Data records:
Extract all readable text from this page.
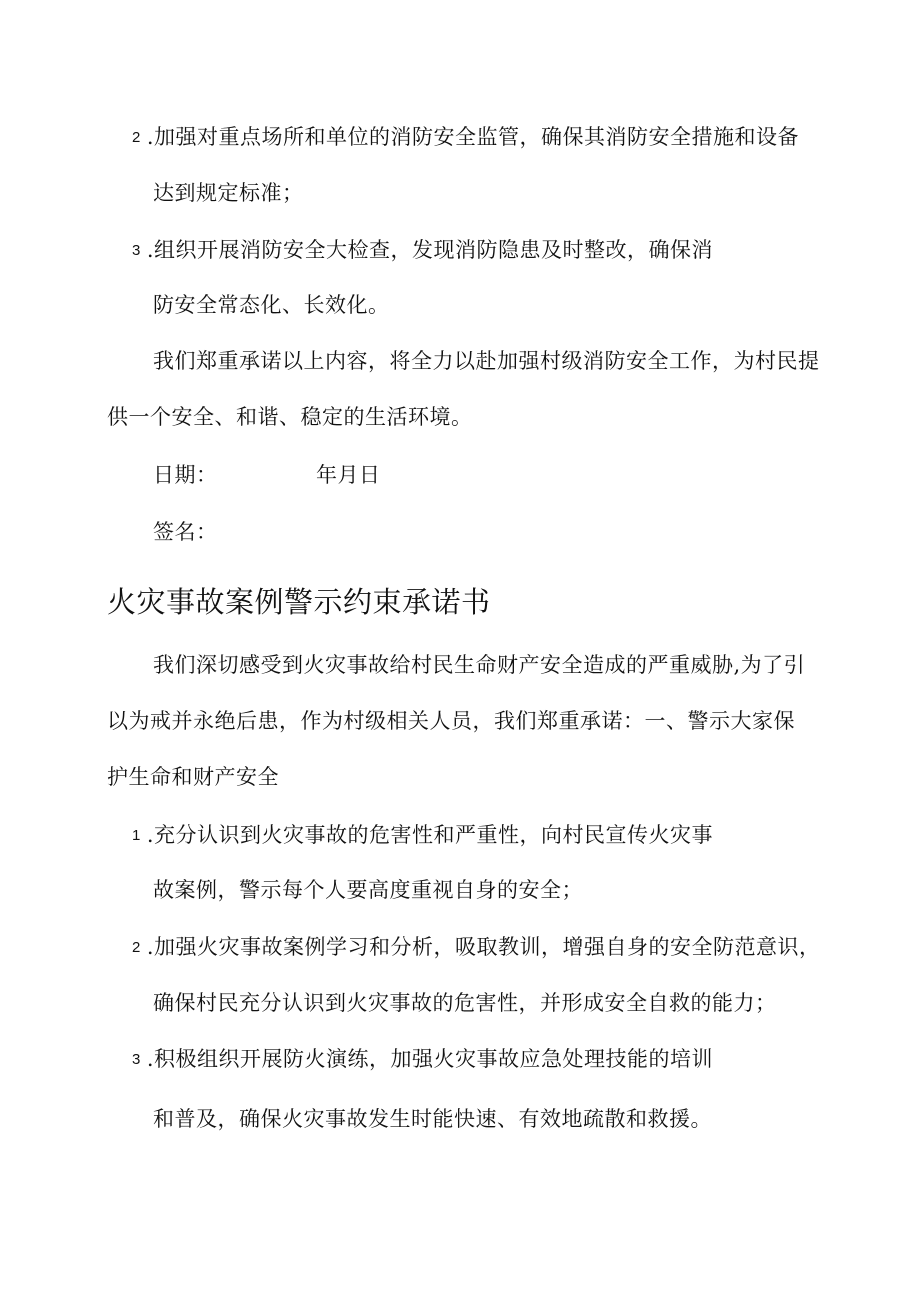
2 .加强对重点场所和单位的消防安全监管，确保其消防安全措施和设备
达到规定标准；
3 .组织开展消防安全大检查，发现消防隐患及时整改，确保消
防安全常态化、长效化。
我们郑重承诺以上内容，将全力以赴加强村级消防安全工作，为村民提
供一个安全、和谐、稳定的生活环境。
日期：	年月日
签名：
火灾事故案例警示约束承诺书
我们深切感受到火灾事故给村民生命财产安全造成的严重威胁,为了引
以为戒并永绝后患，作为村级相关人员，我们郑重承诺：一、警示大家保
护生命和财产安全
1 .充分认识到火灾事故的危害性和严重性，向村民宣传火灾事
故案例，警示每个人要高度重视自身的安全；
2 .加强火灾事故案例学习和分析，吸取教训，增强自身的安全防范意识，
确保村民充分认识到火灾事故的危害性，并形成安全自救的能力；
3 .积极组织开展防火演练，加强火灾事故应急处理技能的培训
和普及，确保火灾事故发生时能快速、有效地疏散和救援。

# EXERCISE REQUIREMENTS:
Make an exact copy of the records shown above, without the pictures.

# RIGHT ANSWER:
Extract all readable text from this page.
2 .加强对重点场所和单位的消防安全监管，确保其消防安全措施和设备
达到规定标准；
3 .组织开展消防安全大检查，发现消防隐患及时整改，确保消
防安全常态化、长效化。
我们郑重承诺以上内容，将全力以赴加强村级消防安全工作，为村民提
供一个安全、和谐、稳定的生活环境。
日期：	年月日
签名：
火灾事故案例警示约束承诺书
我们深切感受到火灾事故给村民生命财产安全造成的严重威胁,为了引
以为戒并永绝后患，作为村级相关人员，我们郑重承诺：一、警示大家保
护生命和财产安全
1 .充分认识到火灾事故的危害性和严重性，向村民宣传火灾事
故案例，警示每个人要高度重视自身的安全；
2 .加强火灾事故案例学习和分析，吸取教训，增强自身的安全防范意识，
确保村民充分认识到火灾事故的危害性，并形成安全自救的能力；
3 .积极组织开展防火演练，加强火灾事故应急处理技能的培训
和普及，确保火灾事故发生时能快速、有效地疏散和救援。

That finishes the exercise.